§ WORK TO BE COMPLETED
Each entry below must be repeated exactly, with pictures left out.

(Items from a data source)

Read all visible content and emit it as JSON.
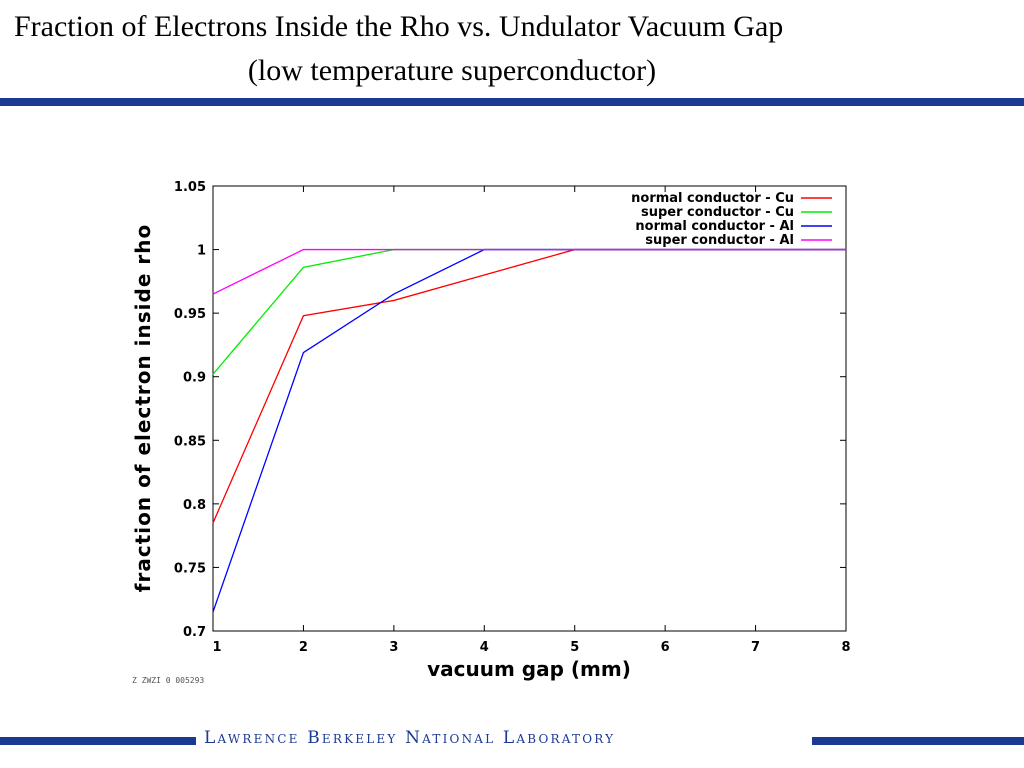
{
  "slide": {
    "title_line1": "Fraction of Electrons Inside the Rho vs. Undulator Vacuum Gap",
    "title_line2": "(low temperature superconductor)",
    "footer": "Lawrence Berkeley National Laboratory",
    "stamp": "Z ZWZI 0 005293",
    "accent_color": "#1b3a93"
  },
  "chart_data": {
    "type": "line",
    "xlabel": "vacuum gap (mm)",
    "ylabel": "fraction of electron inside rho",
    "xlim": [
      1,
      8
    ],
    "ylim": [
      0.7,
      1.05
    ],
    "xticks": [
      "1",
      "2",
      "3",
      "4",
      "5",
      "6",
      "7",
      "8"
    ],
    "yticks": [
      "0.7",
      "0.75",
      "0.8",
      "0.85",
      "0.9",
      "0.95",
      "1",
      "1.05"
    ],
    "legend_position": "top-right",
    "grid": false,
    "series": [
      {
        "name": "normal conductor - Cu",
        "color": "#ff0000",
        "x": [
          1,
          2,
          3,
          4,
          5,
          6,
          7,
          8
        ],
        "y": [
          0.785,
          0.948,
          0.96,
          0.98,
          1.0,
          1.0,
          1.0,
          1.0
        ]
      },
      {
        "name": "super conductor - Cu",
        "color": "#00ee00",
        "x": [
          1,
          2,
          3,
          4,
          5,
          6,
          7,
          8
        ],
        "y": [
          0.902,
          0.986,
          1.0,
          1.0,
          1.0,
          1.0,
          1.0,
          1.0
        ]
      },
      {
        "name": "normal conductor - Al",
        "color": "#0000ff",
        "x": [
          1,
          2,
          3,
          4,
          5,
          6,
          7,
          8
        ],
        "y": [
          0.715,
          0.919,
          0.965,
          1.0,
          1.0,
          1.0,
          1.0,
          1.0
        ]
      },
      {
        "name": "super conductor - Al",
        "color": "#ff00ff",
        "x": [
          1,
          2,
          3,
          4,
          5,
          6,
          7,
          8
        ],
        "y": [
          0.965,
          1.0,
          1.0,
          1.0,
          1.0,
          1.0,
          1.0,
          1.0
        ]
      }
    ]
  }
}
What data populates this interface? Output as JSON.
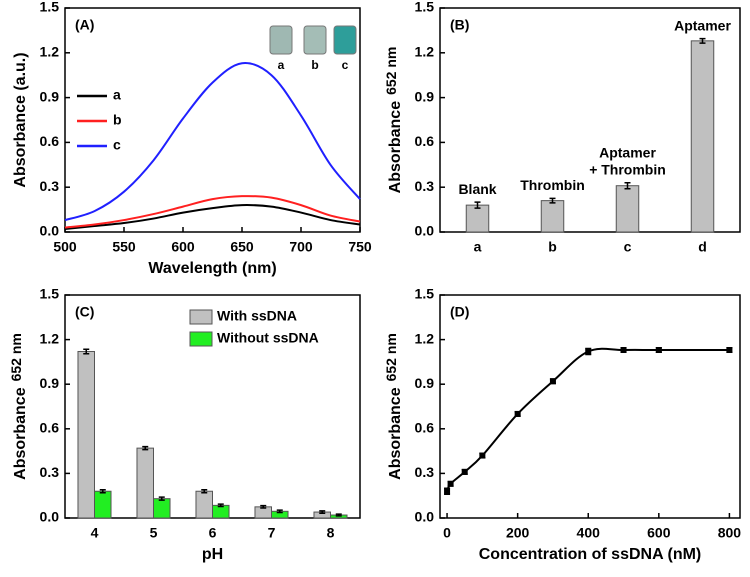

§ OUTPUT OF THE TASK
Read all visible content and emit it as JSON.
{
  "slide": {
    "title_line1": "Fraction of Electrons Inside the Rho vs. Undulator Vacuum Gap",
    "title_line2": "(low temperature superconductor)",
    "footer": "Lawrence Berkeley National Laboratory",
    "stamp": "Z ZWZI 0 005293",
    "accent_color": "#1b3a93"
  },
  "chart_data": {
    "type": "line",
    "xlabel": "vacuum gap (mm)",
    "ylabel": "fraction of electron inside rho",
    "xlim": [
      1,
      8
    ],
    "ylim": [
      0.7,
      1.05
    ],
    "xticks": [
      "1",
      "2",
      "3",
      "4",
      "5",
      "6",
      "7",
      "8"
    ],
    "yticks": [
      "0.7",
      "0.75",
      "0.8",
      "0.85",
      "0.9",
      "0.95",
      "1",
      "1.05"
    ],
    "legend_position": "top-right",
    "grid": false,
    "series": [
      {
        "name": "normal conductor - Cu",
        "color": "#ff0000",
        "x": [
          1,
          2,
          3,
          4,
          5,
          6,
          7,
          8
        ],
        "y": [
          0.785,
          0.948,
          0.96,
          0.98,
          1.0,
          1.0,
          1.0,
          1.0
        ]
      },
      {
        "name": "super conductor - Cu",
        "color": "#00ee00",
        "x": [
          1,
          2,
          3,
          4,
          5,
          6,
          7,
          8
        ],
        "y": [
          0.902,
          0.986,
          1.0,
          1.0,
          1.0,
          1.0,
          1.0,
          1.0
        ]
      },
      {
        "name": "normal conductor - Al",
        "color": "#0000ff",
        "x": [
          1,
          2,
          3,
          4,
          5,
          6,
          7,
          8
        ],
        "y": [
          0.715,
          0.919,
          0.965,
          1.0,
          1.0,
          1.0,
          1.0,
          1.0
        ]
      },
      {
        "name": "super conductor - Al",
        "color": "#ff00ff",
        "x": [
          1,
          2,
          3,
          4,
          5,
          6,
          7,
          8
        ],
        "y": [
          0.965,
          1.0,
          1.0,
          1.0,
          1.0,
          1.0,
          1.0,
          1.0
        ]
      }
    ]
  }
}
What data populates this interface? Output as JSON.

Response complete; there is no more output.